[Records shown]
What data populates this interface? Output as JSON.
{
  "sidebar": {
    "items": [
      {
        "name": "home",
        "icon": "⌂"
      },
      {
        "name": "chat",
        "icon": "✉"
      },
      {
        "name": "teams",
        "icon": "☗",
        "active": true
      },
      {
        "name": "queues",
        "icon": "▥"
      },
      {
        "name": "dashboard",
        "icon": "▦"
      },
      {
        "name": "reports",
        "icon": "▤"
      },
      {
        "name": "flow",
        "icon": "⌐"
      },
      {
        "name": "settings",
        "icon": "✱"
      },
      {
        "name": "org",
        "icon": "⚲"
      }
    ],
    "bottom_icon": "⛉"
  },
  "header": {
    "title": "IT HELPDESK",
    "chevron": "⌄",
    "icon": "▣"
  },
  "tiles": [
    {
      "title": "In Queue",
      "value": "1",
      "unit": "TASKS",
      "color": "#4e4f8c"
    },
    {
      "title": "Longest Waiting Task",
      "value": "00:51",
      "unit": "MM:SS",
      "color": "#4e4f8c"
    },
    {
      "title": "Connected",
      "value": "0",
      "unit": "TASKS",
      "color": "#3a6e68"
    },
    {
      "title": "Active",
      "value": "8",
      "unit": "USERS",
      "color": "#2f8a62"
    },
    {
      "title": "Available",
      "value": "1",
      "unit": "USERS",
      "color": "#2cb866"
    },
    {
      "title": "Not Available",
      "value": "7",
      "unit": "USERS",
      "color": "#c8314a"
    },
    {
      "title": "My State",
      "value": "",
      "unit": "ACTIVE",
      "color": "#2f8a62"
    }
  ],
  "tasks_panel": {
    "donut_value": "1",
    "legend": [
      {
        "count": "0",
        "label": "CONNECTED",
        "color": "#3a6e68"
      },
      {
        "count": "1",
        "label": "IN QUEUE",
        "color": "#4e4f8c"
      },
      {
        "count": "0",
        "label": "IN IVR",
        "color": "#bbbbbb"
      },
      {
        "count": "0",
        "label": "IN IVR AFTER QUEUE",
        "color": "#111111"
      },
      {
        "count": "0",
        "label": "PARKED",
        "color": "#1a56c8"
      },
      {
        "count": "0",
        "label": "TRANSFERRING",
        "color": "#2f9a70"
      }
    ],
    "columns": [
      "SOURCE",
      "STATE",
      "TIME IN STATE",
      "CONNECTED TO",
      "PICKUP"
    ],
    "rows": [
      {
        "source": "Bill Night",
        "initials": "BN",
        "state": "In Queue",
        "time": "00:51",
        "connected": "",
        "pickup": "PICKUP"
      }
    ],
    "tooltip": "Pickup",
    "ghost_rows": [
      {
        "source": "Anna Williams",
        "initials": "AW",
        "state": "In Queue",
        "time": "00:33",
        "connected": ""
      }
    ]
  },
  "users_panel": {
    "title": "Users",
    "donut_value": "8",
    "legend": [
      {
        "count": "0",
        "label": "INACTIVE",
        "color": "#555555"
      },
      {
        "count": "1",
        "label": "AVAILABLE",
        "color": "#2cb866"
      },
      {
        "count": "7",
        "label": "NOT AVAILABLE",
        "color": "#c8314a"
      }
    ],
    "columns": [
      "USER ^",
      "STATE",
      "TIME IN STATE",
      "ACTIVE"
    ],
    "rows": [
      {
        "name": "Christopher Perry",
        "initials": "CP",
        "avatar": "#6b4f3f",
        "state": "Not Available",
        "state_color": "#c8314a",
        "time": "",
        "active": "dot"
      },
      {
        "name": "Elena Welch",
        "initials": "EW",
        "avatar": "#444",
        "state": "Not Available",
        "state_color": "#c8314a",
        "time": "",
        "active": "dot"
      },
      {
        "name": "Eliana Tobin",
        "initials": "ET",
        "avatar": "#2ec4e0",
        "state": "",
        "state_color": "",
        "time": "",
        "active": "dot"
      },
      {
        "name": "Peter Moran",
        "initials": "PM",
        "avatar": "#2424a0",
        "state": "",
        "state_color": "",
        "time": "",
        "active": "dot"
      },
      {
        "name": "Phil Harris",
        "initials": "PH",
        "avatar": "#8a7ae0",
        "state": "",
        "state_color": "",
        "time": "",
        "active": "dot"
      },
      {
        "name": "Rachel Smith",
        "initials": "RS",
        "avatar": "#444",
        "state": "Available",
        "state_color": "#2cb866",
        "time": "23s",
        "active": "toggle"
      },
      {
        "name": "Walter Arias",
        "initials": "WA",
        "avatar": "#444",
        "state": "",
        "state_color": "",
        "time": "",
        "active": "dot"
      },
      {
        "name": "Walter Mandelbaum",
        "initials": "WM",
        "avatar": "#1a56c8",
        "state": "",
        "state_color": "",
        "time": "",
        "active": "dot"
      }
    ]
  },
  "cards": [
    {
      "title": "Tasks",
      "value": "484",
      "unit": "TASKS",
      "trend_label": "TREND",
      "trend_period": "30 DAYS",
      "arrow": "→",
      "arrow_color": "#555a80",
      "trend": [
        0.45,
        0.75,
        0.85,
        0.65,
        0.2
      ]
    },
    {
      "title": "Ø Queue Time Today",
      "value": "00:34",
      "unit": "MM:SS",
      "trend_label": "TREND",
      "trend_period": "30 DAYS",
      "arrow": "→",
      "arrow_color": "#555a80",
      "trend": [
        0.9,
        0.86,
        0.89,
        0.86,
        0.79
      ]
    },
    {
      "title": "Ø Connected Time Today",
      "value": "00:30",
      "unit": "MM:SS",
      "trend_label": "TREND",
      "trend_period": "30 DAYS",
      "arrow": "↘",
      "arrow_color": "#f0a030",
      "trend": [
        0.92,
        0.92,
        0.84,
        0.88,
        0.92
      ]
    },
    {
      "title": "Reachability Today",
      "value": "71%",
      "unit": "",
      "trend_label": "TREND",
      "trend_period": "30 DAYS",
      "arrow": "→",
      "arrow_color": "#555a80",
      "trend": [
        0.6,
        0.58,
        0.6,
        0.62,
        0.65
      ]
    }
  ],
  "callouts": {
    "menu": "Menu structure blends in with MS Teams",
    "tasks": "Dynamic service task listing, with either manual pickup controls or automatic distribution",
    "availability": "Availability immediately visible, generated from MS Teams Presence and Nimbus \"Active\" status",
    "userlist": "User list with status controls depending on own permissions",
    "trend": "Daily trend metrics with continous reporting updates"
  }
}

[Your objective]
Extract each record, keeping it identical to the original.

[Result of this task]
What data populates this interface? Output as JSON.
{
  "sidebar": {
    "items": [
      {
        "name": "home",
        "icon": "⌂"
      },
      {
        "name": "chat",
        "icon": "✉"
      },
      {
        "name": "teams",
        "icon": "☗",
        "active": true
      },
      {
        "name": "queues",
        "icon": "▥"
      },
      {
        "name": "dashboard",
        "icon": "▦"
      },
      {
        "name": "reports",
        "icon": "▤"
      },
      {
        "name": "flow",
        "icon": "⌐"
      },
      {
        "name": "settings",
        "icon": "✱"
      },
      {
        "name": "org",
        "icon": "⚲"
      }
    ],
    "bottom_icon": "⛉"
  },
  "header": {
    "title": "IT HELPDESK",
    "chevron": "⌄",
    "icon": "▣"
  },
  "tiles": [
    {
      "title": "In Queue",
      "value": "1",
      "unit": "TASKS",
      "color": "#4e4f8c"
    },
    {
      "title": "Longest Waiting Task",
      "value": "00:51",
      "unit": "MM:SS",
      "color": "#4e4f8c"
    },
    {
      "title": "Connected",
      "value": "0",
      "unit": "TASKS",
      "color": "#3a6e68"
    },
    {
      "title": "Active",
      "value": "8",
      "unit": "USERS",
      "color": "#2f8a62"
    },
    {
      "title": "Available",
      "value": "1",
      "unit": "USERS",
      "color": "#2cb866"
    },
    {
      "title": "Not Available",
      "value": "7",
      "unit": "USERS",
      "color": "#c8314a"
    },
    {
      "title": "My State",
      "value": "",
      "unit": "ACTIVE",
      "color": "#2f8a62"
    }
  ],
  "tasks_panel": {
    "donut_value": "1",
    "legend": [
      {
        "count": "0",
        "label": "CONNECTED",
        "color": "#3a6e68"
      },
      {
        "count": "1",
        "label": "IN QUEUE",
        "color": "#4e4f8c"
      },
      {
        "count": "0",
        "label": "IN IVR",
        "color": "#bbbbbb"
      },
      {
        "count": "0",
        "label": "IN IVR AFTER QUEUE",
        "color": "#111111"
      },
      {
        "count": "0",
        "label": "PARKED",
        "color": "#1a56c8"
      },
      {
        "count": "0",
        "label": "TRANSFERRING",
        "color": "#2f9a70"
      }
    ],
    "columns": [
      "SOURCE",
      "STATE",
      "TIME IN STATE",
      "CONNECTED TO",
      "PICKUP"
    ],
    "rows": [
      {
        "source": "Bill Night",
        "initials": "BN",
        "state": "In Queue",
        "time": "00:51",
        "connected": "",
        "pickup": "PICKUP"
      }
    ],
    "tooltip": "Pickup",
    "ghost_rows": [
      {
        "source": "Anna Williams",
        "initials": "AW",
        "state": "In Queue",
        "time": "00:33",
        "connected": ""
      }
    ]
  },
  "users_panel": {
    "title": "Users",
    "donut_value": "8",
    "legend": [
      {
        "count": "0",
        "label": "INACTIVE",
        "color": "#555555"
      },
      {
        "count": "1",
        "label": "AVAILABLE",
        "color": "#2cb866"
      },
      {
        "count": "7",
        "label": "NOT AVAILABLE",
        "color": "#c8314a"
      }
    ],
    "columns": [
      "USER ^",
      "STATE",
      "TIME IN STATE",
      "ACTIVE"
    ],
    "rows": [
      {
        "name": "Christopher Perry",
        "initials": "CP",
        "avatar": "#6b4f3f",
        "state": "Not Available",
        "state_color": "#c8314a",
        "time": "",
        "active": "dot"
      },
      {
        "name": "Elena Welch",
        "initials": "EW",
        "avatar": "#444",
        "state": "Not Available",
        "state_color": "#c8314a",
        "time": "",
        "active": "dot"
      },
      {
        "name": "Eliana Tobin",
        "initials": "ET",
        "avatar": "#2ec4e0",
        "state": "",
        "state_color": "",
        "time": "",
        "active": "dot"
      },
      {
        "name": "Peter Moran",
        "initials": "PM",
        "avatar": "#2424a0",
        "state": "",
        "state_color": "",
        "time": "",
        "active": "dot"
      },
      {
        "name": "Phil Harris",
        "initials": "PH",
        "avatar": "#8a7ae0",
        "state": "",
        "state_color": "",
        "time": "",
        "active": "dot"
      },
      {
        "name": "Rachel Smith",
        "initials": "RS",
        "avatar": "#444",
        "state": "Available",
        "state_color": "#2cb866",
        "time": "23s",
        "active": "toggle"
      },
      {
        "name": "Walter Arias",
        "initials": "WA",
        "avatar": "#444",
        "state": "",
        "state_color": "",
        "time": "",
        "active": "dot"
      },
      {
        "name": "Walter Mandelbaum",
        "initials": "WM",
        "avatar": "#1a56c8",
        "state": "",
        "state_color": "",
        "time": "",
        "active": "dot"
      }
    ]
  },
  "cards": [
    {
      "title": "Tasks",
      "value": "484",
      "unit": "TASKS",
      "trend_label": "TREND",
      "trend_period": "30 DAYS",
      "arrow": "→",
      "arrow_color": "#555a80",
      "trend": [
        0.45,
        0.75,
        0.85,
        0.65,
        0.2
      ]
    },
    {
      "title": "Ø Queue Time Today",
      "value": "00:34",
      "unit": "MM:SS",
      "trend_label": "TREND",
      "trend_period": "30 DAYS",
      "arrow": "→",
      "arrow_color": "#555a80",
      "trend": [
        0.9,
        0.86,
        0.89,
        0.86,
        0.79
      ]
    },
    {
      "title": "Ø Connected Time Today",
      "value": "00:30",
      "unit": "MM:SS",
      "trend_label": "TREND",
      "trend_period": "30 DAYS",
      "arrow": "↘",
      "arrow_color": "#f0a030",
      "trend": [
        0.92,
        0.92,
        0.84,
        0.88,
        0.92
      ]
    },
    {
      "title": "Reachability Today",
      "value": "71%",
      "unit": "",
      "trend_label": "TREND",
      "trend_period": "30 DAYS",
      "arrow": "→",
      "arrow_color": "#555a80",
      "trend": [
        0.6,
        0.58,
        0.6,
        0.62,
        0.65
      ]
    }
  ],
  "callouts": {
    "menu": "Menu structure blends in with MS Teams",
    "tasks": "Dynamic service task listing, with either manual pickup controls or automatic distribution",
    "availability": "Availability immediately visible, generated from MS Teams Presence and Nimbus \"Active\" status",
    "userlist": "User list with status controls depending on own permissions",
    "trend": "Daily trend metrics with continous reporting updates"
  }
}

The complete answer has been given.